Exercise task
Every entry below should be transcribed exactly; pictures stay out of the copy.
── Stored records
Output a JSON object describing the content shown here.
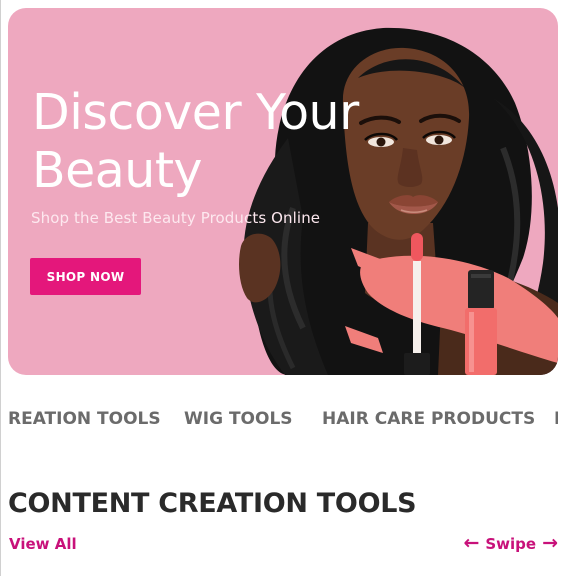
{
  "hero": {
    "title": "Discover Your Beauty",
    "subtitle": "Shop the Best Beauty Products Online",
    "button_label": "SHOP NOW",
    "background_color": "#eea8bf",
    "button_color": "#e4177b"
  },
  "categories": {
    "items": [
      {
        "label": "REATION TOOLS"
      },
      {
        "label": "WIG TOOLS"
      },
      {
        "label": "HAIR CARE PRODUCTS"
      },
      {
        "label": "I"
      }
    ]
  },
  "section": {
    "title": "CONTENT CREATION TOOLS",
    "view_all": "View All",
    "swipe_label": "Swipe",
    "accent_color": "#c8117a",
    "left_icon": "arrow-left-icon",
    "right_icon": "arrow-right-icon"
  }
}
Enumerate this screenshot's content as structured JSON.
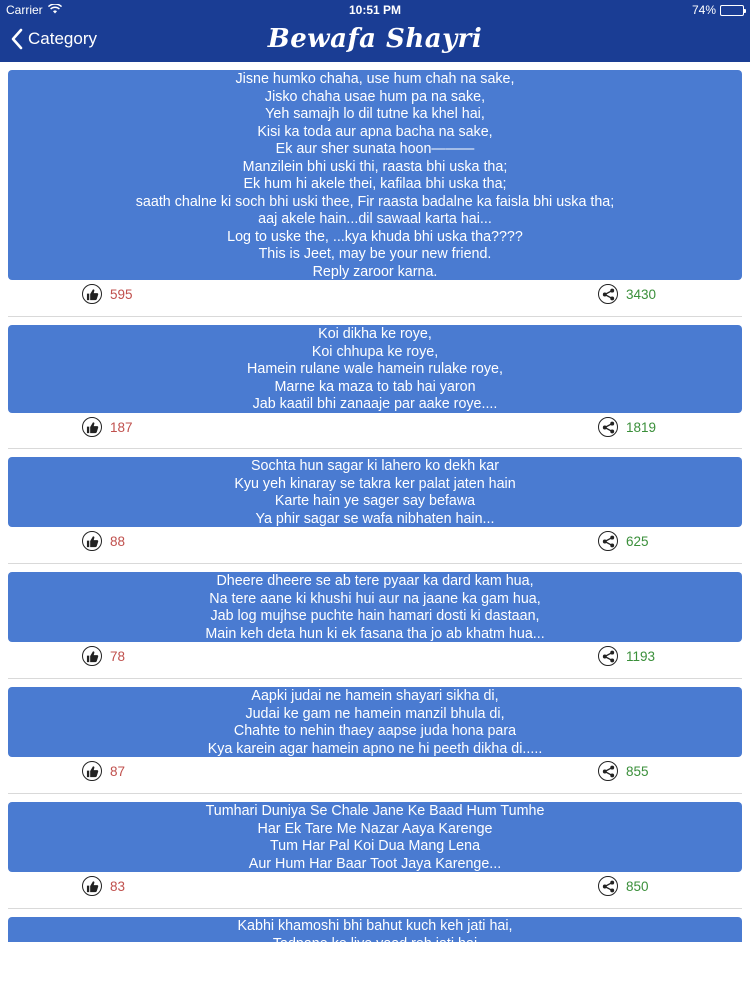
────
Full response
Output a JSON object describing the content shown here.
{
  "hero": {
    "title": "Discover Your Beauty",
    "subtitle": "Shop the Best Beauty Products Online",
    "button_label": "SHOP NOW",
    "background_color": "#eea8bf",
    "button_color": "#e4177b"
  },
  "categories": {
    "items": [
      {
        "label": "REATION TOOLS"
      },
      {
        "label": "WIG TOOLS"
      },
      {
        "label": "HAIR CARE PRODUCTS"
      },
      {
        "label": "I"
      }
    ]
  },
  "section": {
    "title": "CONTENT CREATION TOOLS",
    "view_all": "View All",
    "swipe_label": "Swipe",
    "accent_color": "#c8117a",
    "left_icon": "arrow-left-icon",
    "right_icon": "arrow-right-icon"
  }
}
Enumerate this screenshot's content as structured JSON.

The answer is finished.